[Records from a collection]
━━━
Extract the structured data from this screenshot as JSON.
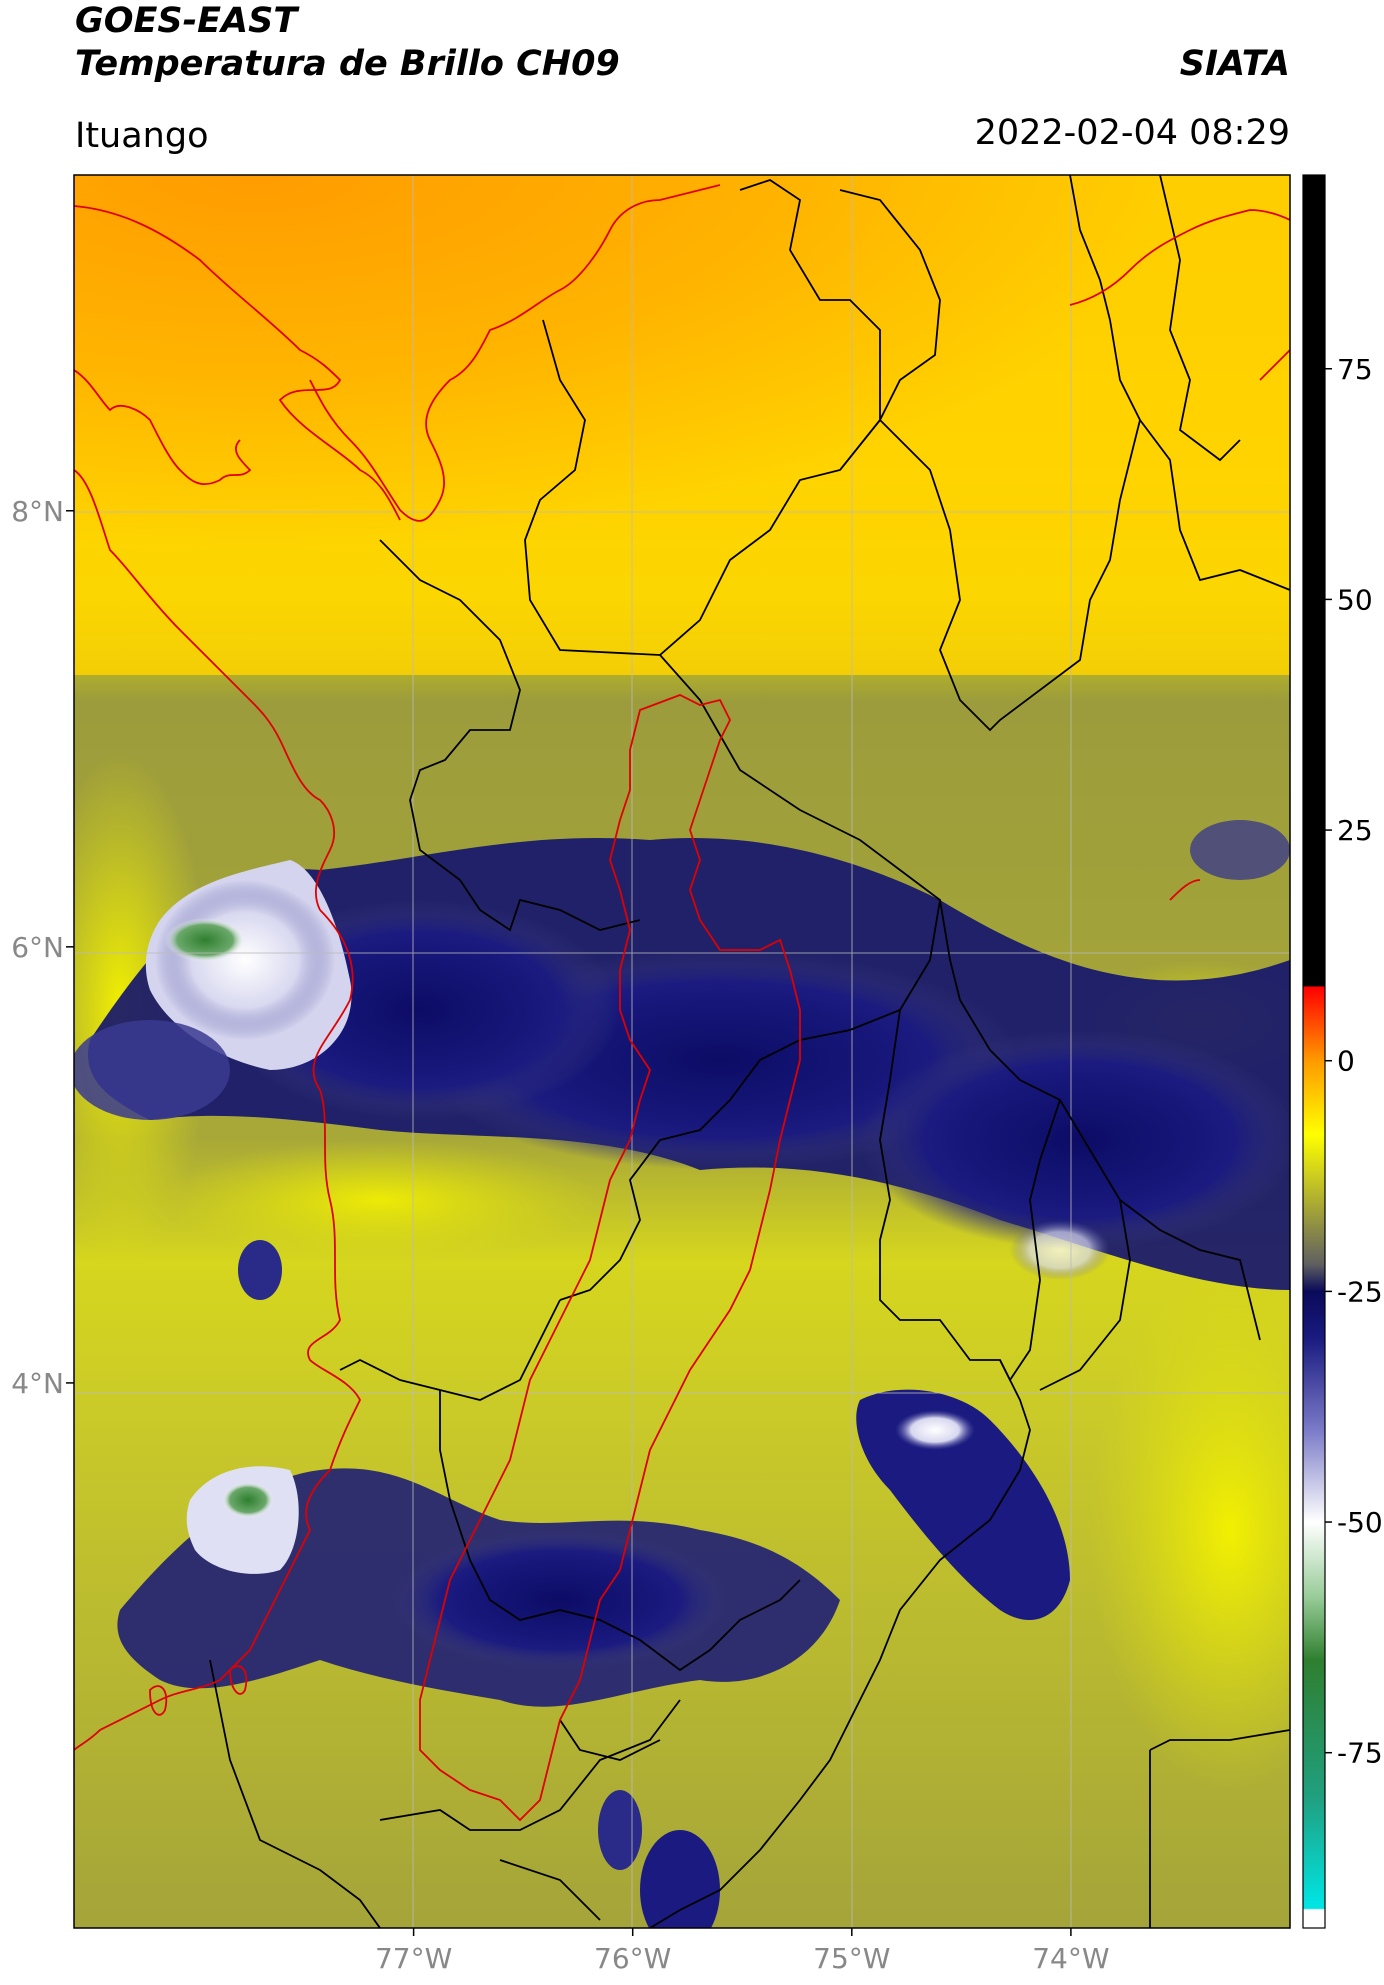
{
  "header": {
    "satellite": "GOES-EAST",
    "product": "Temperatura de Brillo CH09",
    "organization": "SIATA",
    "region": "Ituango",
    "datetime": "2022-02-04 08:29"
  },
  "map": {
    "lat_range": [
      1.5,
      9.54
    ],
    "lon_range": [
      -78.55,
      -73.0
    ],
    "lat_ticks": [
      "8°N",
      "6°N",
      "4°N"
    ],
    "lon_ticks": [
      "77°W",
      "76°W",
      "75°W",
      "74°W"
    ],
    "lat_tick_values": [
      8,
      6,
      4
    ],
    "lon_tick_values": [
      -77,
      -76,
      -75,
      -74
    ],
    "colors": {
      "warm": "#ff9a00",
      "mid": "#ffe600",
      "olive": "#8a8a3a",
      "cold": "#14167a",
      "very_cold": "#f0f0ff",
      "coldest": "#3a8a3a",
      "coast": "#e00000",
      "borders": "#000000",
      "grid": "#bbbbbb"
    }
  },
  "colorbar": {
    "ticks": [
      "75",
      "50",
      "25",
      "0",
      "-25",
      "-50",
      "-75"
    ],
    "tick_values": [
      75,
      50,
      25,
      0,
      -25,
      -50,
      -75
    ],
    "vmin": -94,
    "vmax": 96,
    "stops": [
      {
        "v": -94,
        "c": "#ffffff"
      },
      {
        "v": -92,
        "c": "#ffffff"
      },
      {
        "v": -91.9,
        "c": "#00e6e6"
      },
      {
        "v": -80,
        "c": "#20a080"
      },
      {
        "v": -65,
        "c": "#2f7f2f"
      },
      {
        "v": -58,
        "c": "#9acd9a"
      },
      {
        "v": -50,
        "c": "#ffffff"
      },
      {
        "v": -40,
        "c": "#7a7ac8"
      },
      {
        "v": -30,
        "c": "#1a1a80"
      },
      {
        "v": -25,
        "c": "#0a0a5a"
      },
      {
        "v": -22,
        "c": "#606060"
      },
      {
        "v": -15,
        "c": "#b0b030"
      },
      {
        "v": -8,
        "c": "#ffff00"
      },
      {
        "v": 0,
        "c": "#ff9a00"
      },
      {
        "v": 8,
        "c": "#ff0000"
      },
      {
        "v": 8.1,
        "c": "#000000"
      },
      {
        "v": 96,
        "c": "#000000"
      }
    ]
  }
}
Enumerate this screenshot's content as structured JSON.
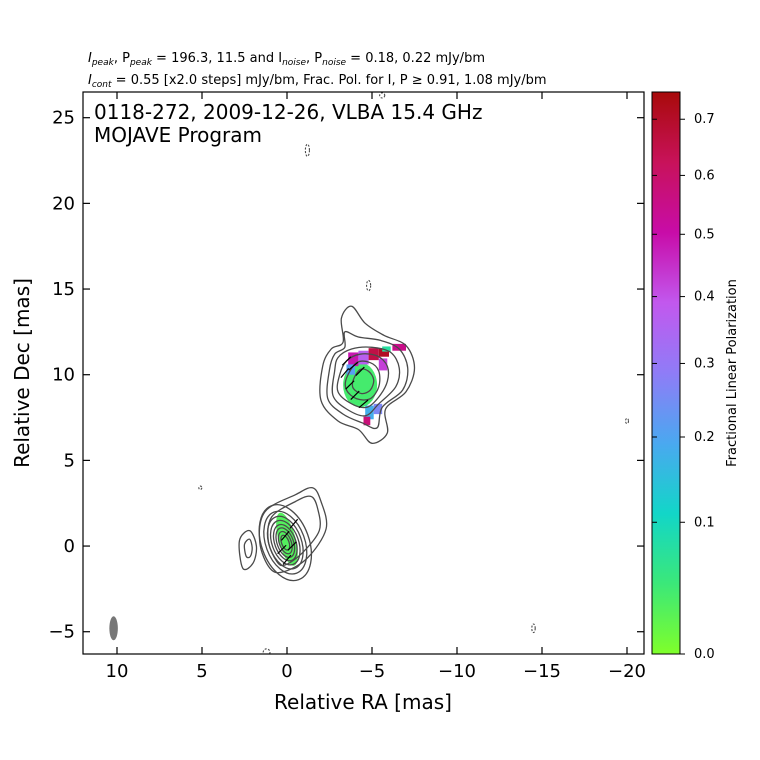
{
  "chart_data": {
    "type": "contour",
    "header": {
      "line1": {
        "p1": "I",
        "s1": "peak",
        "p2": ", P",
        "s2": "peak",
        "p3": " = 196.3, 11.5 and I",
        "s3": "noise",
        "p4": ", P",
        "s4": "noise",
        "p5": " = 0.18, 0.22 mJy/bm"
      },
      "line2": {
        "p1": "I",
        "s1": "cont",
        "p2": " = 0.55 [x2.0 steps] mJy/bm, Frac. Pol. for I, P ≥ 0.91, 1.08 mJy/bm"
      }
    },
    "annotation": {
      "line1": "0118-272, 2009-12-26, VLBA 15.4 GHz",
      "line2": "MOJAVE Program"
    },
    "xlabel": "Relative RA [mas]",
    "ylabel": "Relative Dec [mas]",
    "xlim": [
      12,
      -21
    ],
    "ylim": [
      -6.3,
      26.5
    ],
    "x_ticks": [
      10,
      5,
      0,
      -5,
      -10,
      -15,
      -20
    ],
    "x_tick_labels": [
      "10",
      "5",
      "0",
      "−5",
      "−10",
      "−15",
      "−20"
    ],
    "y_ticks": [
      -5,
      0,
      5,
      10,
      15,
      20,
      25
    ],
    "y_tick_labels": [
      "−5",
      "0",
      "5",
      "10",
      "15",
      "20",
      "25"
    ],
    "colorbar": {
      "label": "Fractional Linear Polarization",
      "range": [
        0.0,
        0.75
      ],
      "ticks": [
        0.0,
        0.1,
        0.2,
        0.3,
        0.4,
        0.5,
        0.6,
        0.7
      ],
      "tick_labels": [
        "0.0",
        "0.1",
        "0.2",
        "0.3",
        "0.4",
        "0.5",
        "0.6",
        "0.7"
      ],
      "colors": [
        "#7fff2a",
        "#3be879",
        "#12d6c8",
        "#4aa8f0",
        "#8f7cf7",
        "#c258ee",
        "#c80ca8",
        "#c8125a",
        "#a80a0a"
      ]
    },
    "contour_color": "#4a4a4a",
    "components": [
      {
        "name": "core",
        "center": [
          0.1,
          0.2
        ],
        "ellipses": [
          {
            "rx": 1.4,
            "ry": 2.3,
            "angle": -20
          },
          {
            "rx": 1.15,
            "ry": 1.9,
            "angle": -20
          },
          {
            "rx": 0.95,
            "ry": 1.6,
            "angle": -20
          },
          {
            "rx": 0.78,
            "ry": 1.35,
            "angle": -20
          },
          {
            "rx": 0.62,
            "ry": 1.1,
            "angle": -20
          },
          {
            "rx": 0.48,
            "ry": 0.9,
            "angle": -20
          },
          {
            "rx": 0.35,
            "ry": 0.68,
            "angle": -20
          },
          {
            "rx": 0.22,
            "ry": 0.45,
            "angle": -20
          }
        ],
        "outer_contours": [
          [
            [
              1.0,
              -1.3
            ],
            [
              1.6,
              0.2
            ],
            [
              1.3,
              2.0
            ],
            [
              -0.5,
              3.0
            ],
            [
              -1.5,
              3.4
            ],
            [
              -2.0,
              2.6
            ],
            [
              -2.3,
              1.0
            ],
            [
              -1.2,
              -0.7
            ],
            [
              0.2,
              -1.5
            ]
          ],
          [
            [
              0.6,
              -0.9
            ],
            [
              1.1,
              0.3
            ],
            [
              0.9,
              1.7
            ],
            [
              -0.5,
              2.6
            ],
            [
              -1.4,
              2.9
            ],
            [
              -1.8,
              2.2
            ],
            [
              -1.9,
              0.9
            ],
            [
              -0.9,
              -0.4
            ],
            [
              0.1,
              -1.1
            ]
          ]
        ],
        "polarization": {
          "center": [
            0.0,
            0.4
          ],
          "rx": 0.5,
          "ry": 1.6,
          "angle": -15,
          "fraction": 0.06
        }
      },
      {
        "name": "west-outlier",
        "contours": [
          [
            [
              2.6,
              -1.3
            ],
            [
              2.8,
              0.3
            ],
            [
              2.2,
              0.9
            ],
            [
              1.8,
              0.0
            ],
            [
              2.0,
              -1.0
            ]
          ],
          [
            [
              2.4,
              -0.6
            ],
            [
              2.5,
              0.1
            ],
            [
              2.2,
              0.4
            ],
            [
              2.05,
              -0.1
            ],
            [
              2.15,
              -0.6
            ]
          ]
        ]
      },
      {
        "name": "jet",
        "contours": [
          [
            [
              -2.1,
              10.5
            ],
            [
              -2.0,
              8.5
            ],
            [
              -3.0,
              7.3
            ],
            [
              -4.2,
              6.8
            ],
            [
              -5.0,
              6.0
            ],
            [
              -5.9,
              6.6
            ],
            [
              -5.8,
              8.0
            ],
            [
              -7.0,
              9.0
            ],
            [
              -7.5,
              10.4
            ],
            [
              -7.0,
              11.7
            ],
            [
              -5.7,
              12.3
            ],
            [
              -4.6,
              13.0
            ],
            [
              -3.8,
              14.0
            ],
            [
              -3.2,
              13.3
            ],
            [
              -3.3,
              11.9
            ],
            [
              -2.6,
              11.5
            ]
          ],
          [
            [
              -2.5,
              10.3
            ],
            [
              -2.4,
              8.6
            ],
            [
              -3.3,
              7.7
            ],
            [
              -4.4,
              7.2
            ],
            [
              -5.3,
              6.9
            ],
            [
              -5.6,
              8.1
            ],
            [
              -6.8,
              9.1
            ],
            [
              -7.1,
              10.4
            ],
            [
              -6.6,
              11.5
            ],
            [
              -5.5,
              12.0
            ],
            [
              -4.2,
              12.2
            ],
            [
              -3.4,
              12.5
            ],
            [
              -3.4,
              11.6
            ],
            [
              -2.8,
              11.2
            ]
          ],
          [
            [
              -2.8,
              10.2
            ],
            [
              -2.7,
              8.8
            ],
            [
              -3.5,
              8.0
            ],
            [
              -4.6,
              7.6
            ],
            [
              -5.4,
              8.3
            ],
            [
              -6.4,
              9.3
            ],
            [
              -6.6,
              10.4
            ],
            [
              -6.1,
              11.3
            ],
            [
              -5.0,
              11.6
            ],
            [
              -3.8,
              11.5
            ],
            [
              -3.0,
              11.0
            ]
          ],
          [
            [
              -3.1,
              10.0
            ],
            [
              -3.0,
              9.0
            ],
            [
              -3.8,
              8.3
            ],
            [
              -4.7,
              8.1
            ],
            [
              -5.4,
              8.7
            ],
            [
              -5.9,
              9.6
            ],
            [
              -5.9,
              10.5
            ],
            [
              -5.3,
              11.1
            ],
            [
              -4.3,
              11.2
            ],
            [
              -3.5,
              10.8
            ]
          ],
          [
            [
              -3.5,
              9.8
            ],
            [
              -3.5,
              9.1
            ],
            [
              -4.1,
              8.6
            ],
            [
              -4.9,
              8.6
            ],
            [
              -5.4,
              9.3
            ],
            [
              -5.4,
              10.2
            ],
            [
              -4.9,
              10.7
            ],
            [
              -4.1,
              10.7
            ]
          ],
          [
            [
              -3.9,
              9.7
            ],
            [
              -3.9,
              9.2
            ],
            [
              -4.4,
              8.9
            ],
            [
              -4.9,
              9.1
            ],
            [
              -5.1,
              9.7
            ],
            [
              -4.8,
              10.2
            ],
            [
              -4.3,
              10.3
            ]
          ]
        ],
        "polarization_cells": [
          {
            "x": -3.6,
            "y": 10.9,
            "w": 0.6,
            "h": 0.8,
            "fraction": 0.55
          },
          {
            "x": -4.2,
            "y": 11.0,
            "w": 0.6,
            "h": 0.8,
            "fraction": 0.45
          },
          {
            "x": -4.8,
            "y": 11.2,
            "w": 0.6,
            "h": 0.7,
            "fraction": 0.68
          },
          {
            "x": -5.4,
            "y": 11.3,
            "w": 0.6,
            "h": 0.5,
            "fraction": 0.72
          },
          {
            "x": -5.4,
            "y": 10.6,
            "w": 0.5,
            "h": 0.7,
            "fraction": 0.5
          },
          {
            "x": -3.5,
            "y": 10.3,
            "w": 0.5,
            "h": 0.6,
            "fraction": 0.3
          },
          {
            "x": -6.2,
            "y": 11.6,
            "w": 0.8,
            "h": 0.4,
            "fraction": 0.6
          },
          {
            "x": -5.6,
            "y": 11.5,
            "w": 0.5,
            "h": 0.3,
            "fraction": 0.14
          },
          {
            "x": -4.6,
            "y": 7.8,
            "w": 0.5,
            "h": 0.8,
            "fraction": 0.27
          },
          {
            "x": -5.1,
            "y": 8.0,
            "w": 0.5,
            "h": 0.6,
            "fraction": 0.35
          },
          {
            "x": -4.5,
            "y": 7.3,
            "w": 0.4,
            "h": 0.5,
            "fraction": 0.62
          }
        ],
        "polarization_blob": {
          "center": [
            -4.3,
            9.4
          ],
          "rx": 1.0,
          "ry": 1.3,
          "fraction": 0.08
        },
        "polarization_ticks": [
          {
            "x": -3.5,
            "y": 10.8,
            "angle": 45
          },
          {
            "x": -3.9,
            "y": 10.5,
            "angle": 40
          },
          {
            "x": -4.3,
            "y": 10.2,
            "angle": 45
          },
          {
            "x": -3.4,
            "y": 10.1,
            "angle": 50
          },
          {
            "x": -3.7,
            "y": 9.4,
            "angle": 45
          },
          {
            "x": -4.0,
            "y": 8.8,
            "angle": 45
          },
          {
            "x": -4.5,
            "y": 8.3,
            "angle": 40
          },
          {
            "x": -0.4,
            "y": 1.3,
            "angle": 50
          },
          {
            "x": 0.1,
            "y": 0.6,
            "angle": 50
          },
          {
            "x": 0.3,
            "y": -0.2,
            "angle": 45
          },
          {
            "x": -0.3,
            "y": 0.0,
            "angle": 45
          },
          {
            "x": 0.0,
            "y": -0.8,
            "angle": 50
          }
        ]
      }
    ],
    "negative_contours": [
      {
        "x": -1.2,
        "y": 23.1,
        "rx": 0.12,
        "ry": 0.35
      },
      {
        "x": -4.8,
        "y": 15.2,
        "rx": 0.12,
        "ry": 0.3
      },
      {
        "x": -20.0,
        "y": 7.3,
        "rx": 0.08,
        "ry": 0.15
      },
      {
        "x": -14.5,
        "y": -4.8,
        "rx": 0.1,
        "ry": 0.25
      },
      {
        "x": 5.1,
        "y": 3.4,
        "rx": 0.04,
        "ry": 0.1
      },
      {
        "x": 1.2,
        "y": -6.2,
        "rx": 0.2,
        "ry": 0.2
      },
      {
        "x": -5.6,
        "y": 26.3,
        "rx": 0.15,
        "ry": 0.15
      }
    ],
    "beam": {
      "x": 10.2,
      "y": -4.8,
      "rx": 0.25,
      "ry": 0.7,
      "angle": 0
    }
  }
}
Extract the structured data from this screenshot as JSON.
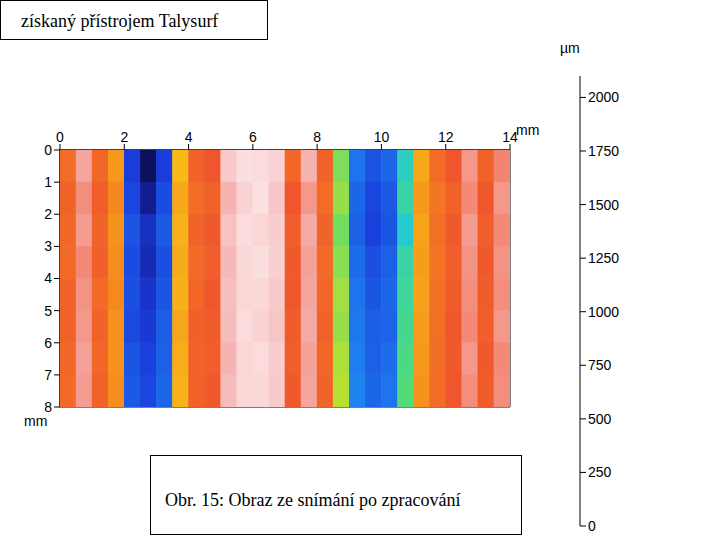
━━━
Description of the task: Gather all lines from the listing above in which "Relative" occurs.

Solution:
    "xlabel": "Relative RA [mas]",
    "ylabel": "Relative Dec [mas]",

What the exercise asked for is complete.